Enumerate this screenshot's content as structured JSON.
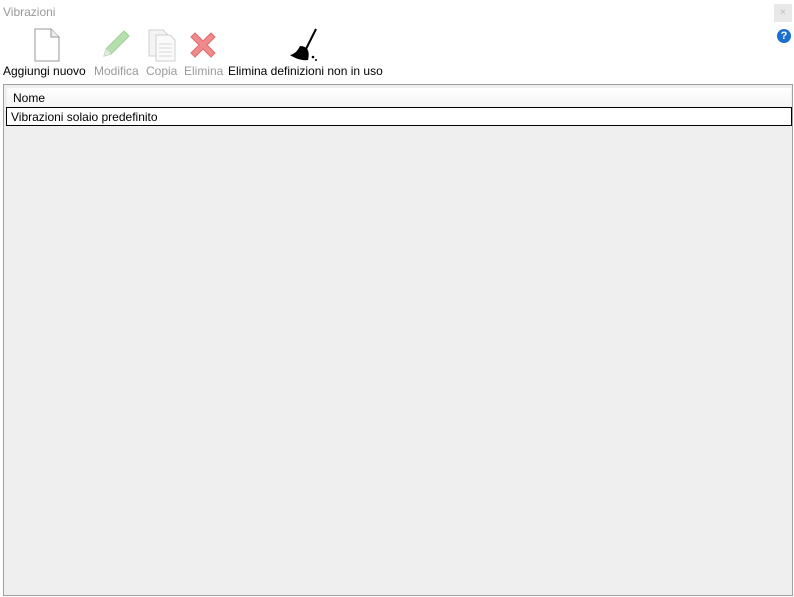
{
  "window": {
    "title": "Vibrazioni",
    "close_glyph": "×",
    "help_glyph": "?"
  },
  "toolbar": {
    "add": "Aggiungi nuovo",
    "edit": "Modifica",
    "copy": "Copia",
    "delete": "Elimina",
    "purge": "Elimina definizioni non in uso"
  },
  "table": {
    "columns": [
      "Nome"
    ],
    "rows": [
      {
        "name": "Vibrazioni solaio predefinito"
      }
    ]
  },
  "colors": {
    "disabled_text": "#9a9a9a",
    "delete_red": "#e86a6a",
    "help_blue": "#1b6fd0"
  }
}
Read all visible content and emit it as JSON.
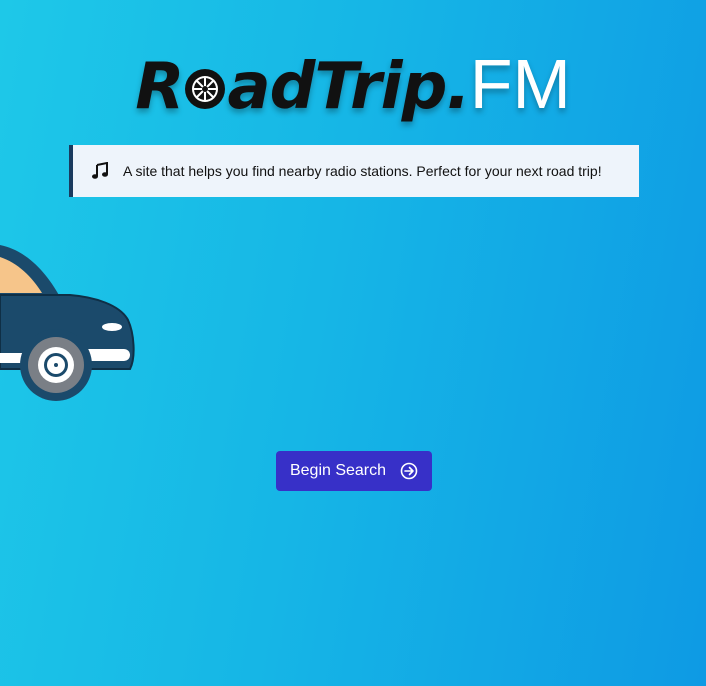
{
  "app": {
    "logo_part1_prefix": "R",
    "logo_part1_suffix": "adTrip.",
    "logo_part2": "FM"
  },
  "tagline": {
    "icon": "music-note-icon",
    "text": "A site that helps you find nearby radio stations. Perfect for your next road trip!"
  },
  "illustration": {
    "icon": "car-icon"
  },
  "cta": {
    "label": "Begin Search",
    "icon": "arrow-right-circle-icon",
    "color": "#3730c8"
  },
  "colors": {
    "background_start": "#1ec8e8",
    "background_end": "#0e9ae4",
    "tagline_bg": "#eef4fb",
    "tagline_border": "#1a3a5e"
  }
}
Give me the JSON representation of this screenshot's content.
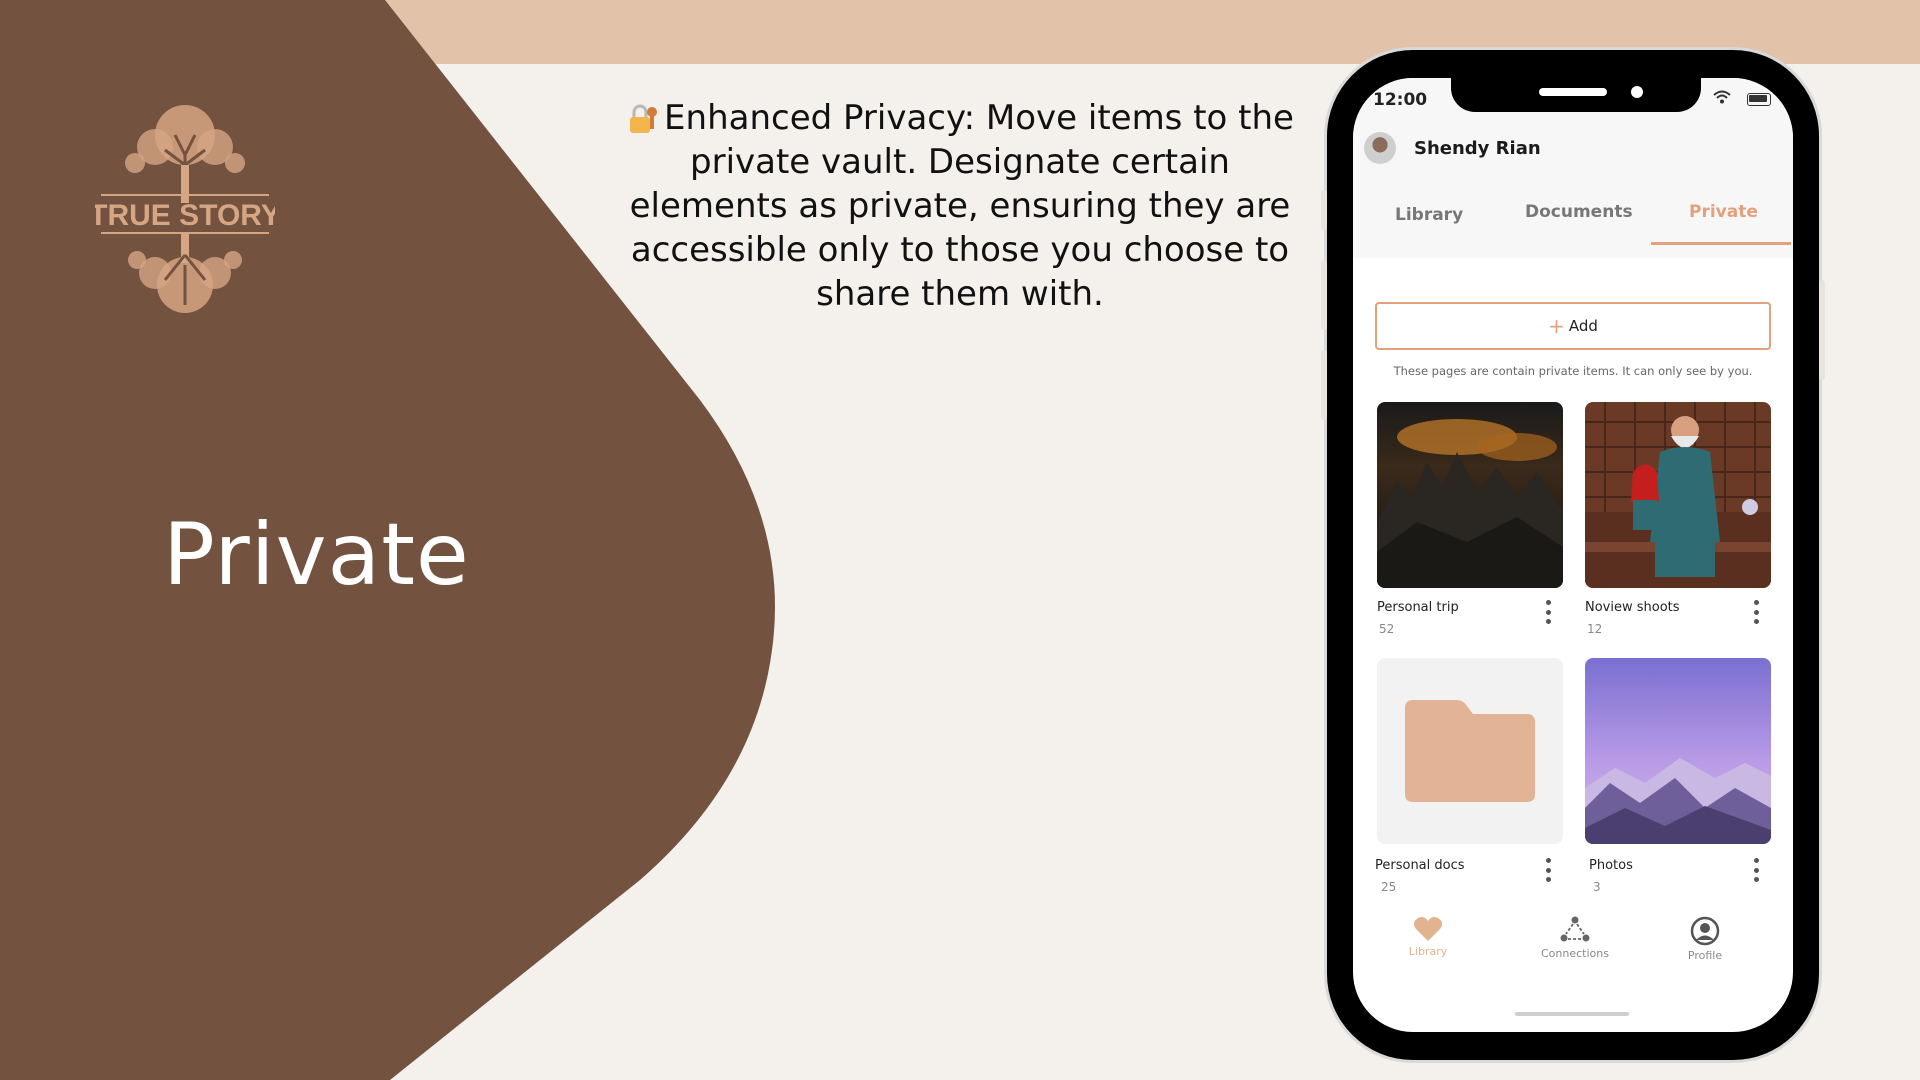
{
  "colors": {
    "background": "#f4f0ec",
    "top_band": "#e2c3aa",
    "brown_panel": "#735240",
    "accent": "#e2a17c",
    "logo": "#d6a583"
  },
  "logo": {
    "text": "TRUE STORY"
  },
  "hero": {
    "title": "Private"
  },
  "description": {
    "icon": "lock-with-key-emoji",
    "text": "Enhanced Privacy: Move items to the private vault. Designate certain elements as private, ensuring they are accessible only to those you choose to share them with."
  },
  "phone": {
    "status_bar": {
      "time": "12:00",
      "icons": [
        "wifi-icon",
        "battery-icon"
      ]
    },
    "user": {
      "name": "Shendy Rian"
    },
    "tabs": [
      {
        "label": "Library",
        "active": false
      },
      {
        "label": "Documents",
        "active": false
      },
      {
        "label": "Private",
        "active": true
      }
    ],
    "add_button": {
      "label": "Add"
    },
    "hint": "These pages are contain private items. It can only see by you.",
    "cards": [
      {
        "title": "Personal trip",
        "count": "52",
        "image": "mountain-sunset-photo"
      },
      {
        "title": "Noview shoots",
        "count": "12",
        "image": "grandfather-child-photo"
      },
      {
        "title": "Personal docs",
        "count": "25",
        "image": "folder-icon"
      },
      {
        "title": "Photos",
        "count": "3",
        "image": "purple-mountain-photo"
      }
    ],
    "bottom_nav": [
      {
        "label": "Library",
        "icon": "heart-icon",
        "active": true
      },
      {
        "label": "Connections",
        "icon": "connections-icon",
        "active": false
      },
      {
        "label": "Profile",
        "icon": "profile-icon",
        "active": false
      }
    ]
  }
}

* * *

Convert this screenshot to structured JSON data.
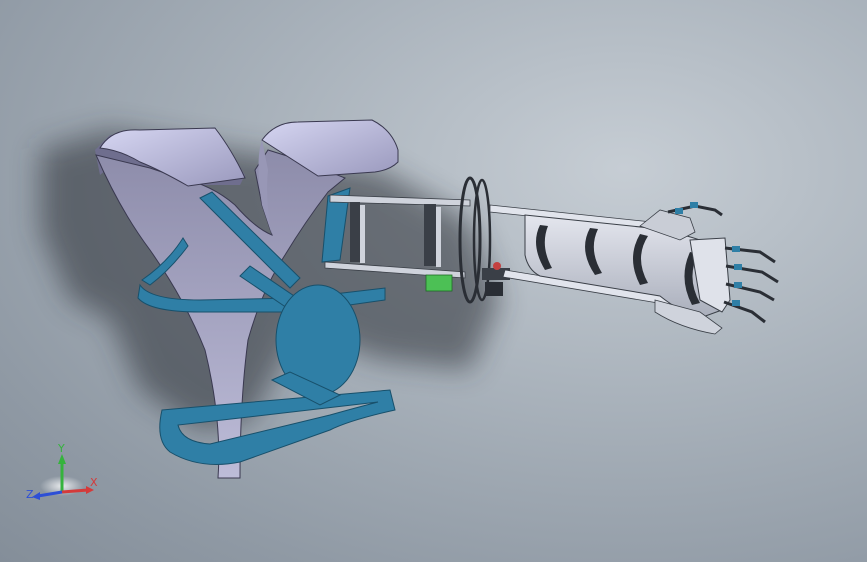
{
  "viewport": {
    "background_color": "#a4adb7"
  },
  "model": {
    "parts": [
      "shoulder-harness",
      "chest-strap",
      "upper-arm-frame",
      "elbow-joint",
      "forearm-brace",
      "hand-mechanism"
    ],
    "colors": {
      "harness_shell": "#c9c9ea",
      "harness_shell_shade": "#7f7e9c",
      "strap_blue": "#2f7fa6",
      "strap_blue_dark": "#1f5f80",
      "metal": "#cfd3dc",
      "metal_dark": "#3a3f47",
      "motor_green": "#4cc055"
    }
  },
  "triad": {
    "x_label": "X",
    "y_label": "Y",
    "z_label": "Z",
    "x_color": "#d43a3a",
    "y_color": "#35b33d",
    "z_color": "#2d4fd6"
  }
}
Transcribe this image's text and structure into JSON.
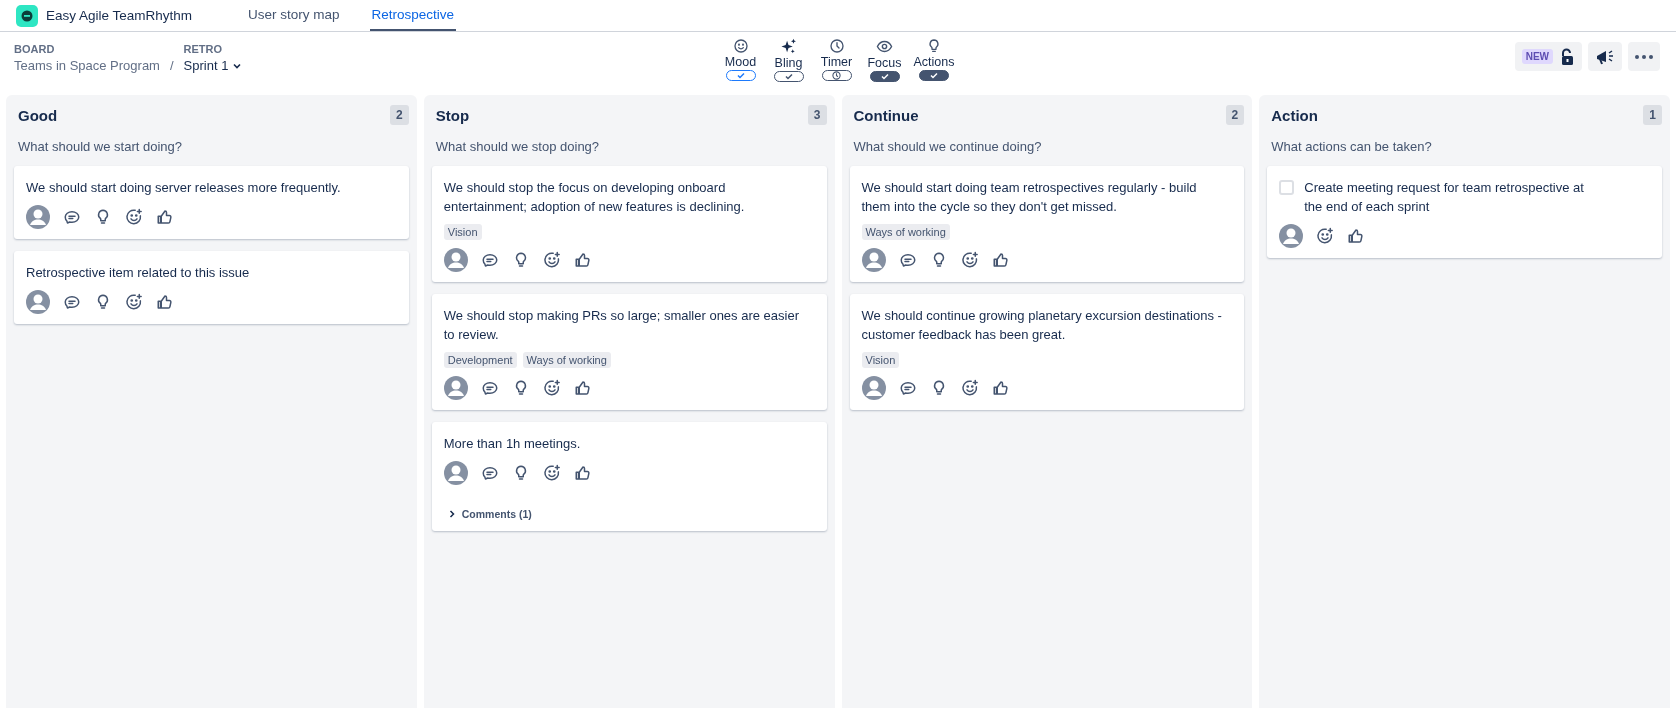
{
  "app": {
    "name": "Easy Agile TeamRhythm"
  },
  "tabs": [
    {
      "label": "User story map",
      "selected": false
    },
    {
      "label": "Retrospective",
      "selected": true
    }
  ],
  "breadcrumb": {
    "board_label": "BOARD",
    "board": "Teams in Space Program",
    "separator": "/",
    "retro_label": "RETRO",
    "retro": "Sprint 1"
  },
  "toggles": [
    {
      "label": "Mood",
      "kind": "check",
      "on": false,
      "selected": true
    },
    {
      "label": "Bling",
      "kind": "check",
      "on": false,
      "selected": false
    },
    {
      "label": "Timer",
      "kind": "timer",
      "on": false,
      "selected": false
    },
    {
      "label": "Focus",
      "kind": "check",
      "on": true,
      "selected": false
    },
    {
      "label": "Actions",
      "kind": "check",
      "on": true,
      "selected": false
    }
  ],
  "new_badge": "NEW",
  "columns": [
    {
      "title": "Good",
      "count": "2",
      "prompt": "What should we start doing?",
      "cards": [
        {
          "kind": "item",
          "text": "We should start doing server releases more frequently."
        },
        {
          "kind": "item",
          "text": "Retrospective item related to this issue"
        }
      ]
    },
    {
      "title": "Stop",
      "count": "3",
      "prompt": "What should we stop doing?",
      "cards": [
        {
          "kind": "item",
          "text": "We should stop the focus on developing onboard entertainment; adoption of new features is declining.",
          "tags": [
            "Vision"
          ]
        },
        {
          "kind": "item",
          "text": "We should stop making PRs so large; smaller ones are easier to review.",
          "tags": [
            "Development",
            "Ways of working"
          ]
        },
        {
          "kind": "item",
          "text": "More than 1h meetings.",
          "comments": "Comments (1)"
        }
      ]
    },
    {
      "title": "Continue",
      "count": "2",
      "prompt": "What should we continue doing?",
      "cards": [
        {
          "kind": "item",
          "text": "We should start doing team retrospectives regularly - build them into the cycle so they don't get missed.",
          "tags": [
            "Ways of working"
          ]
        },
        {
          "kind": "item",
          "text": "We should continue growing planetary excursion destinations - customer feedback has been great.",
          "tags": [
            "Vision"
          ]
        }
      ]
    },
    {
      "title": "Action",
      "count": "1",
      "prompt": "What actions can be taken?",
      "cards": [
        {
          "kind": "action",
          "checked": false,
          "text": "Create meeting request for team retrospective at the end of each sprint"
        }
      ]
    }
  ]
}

--

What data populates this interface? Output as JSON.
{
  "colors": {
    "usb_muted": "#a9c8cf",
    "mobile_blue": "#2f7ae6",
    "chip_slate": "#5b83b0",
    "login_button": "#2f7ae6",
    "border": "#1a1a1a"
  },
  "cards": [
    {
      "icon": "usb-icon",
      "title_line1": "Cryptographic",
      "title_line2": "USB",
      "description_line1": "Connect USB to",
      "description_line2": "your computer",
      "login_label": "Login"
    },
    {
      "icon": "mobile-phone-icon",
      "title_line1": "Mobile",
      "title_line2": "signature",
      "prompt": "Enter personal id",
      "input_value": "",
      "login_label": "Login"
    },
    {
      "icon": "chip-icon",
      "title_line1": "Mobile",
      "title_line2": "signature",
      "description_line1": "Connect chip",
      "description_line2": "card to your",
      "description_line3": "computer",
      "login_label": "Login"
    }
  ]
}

### Required task
Your answer should be one number: how many lines in the material above contain the string "JSON".

### Result for this exercise
6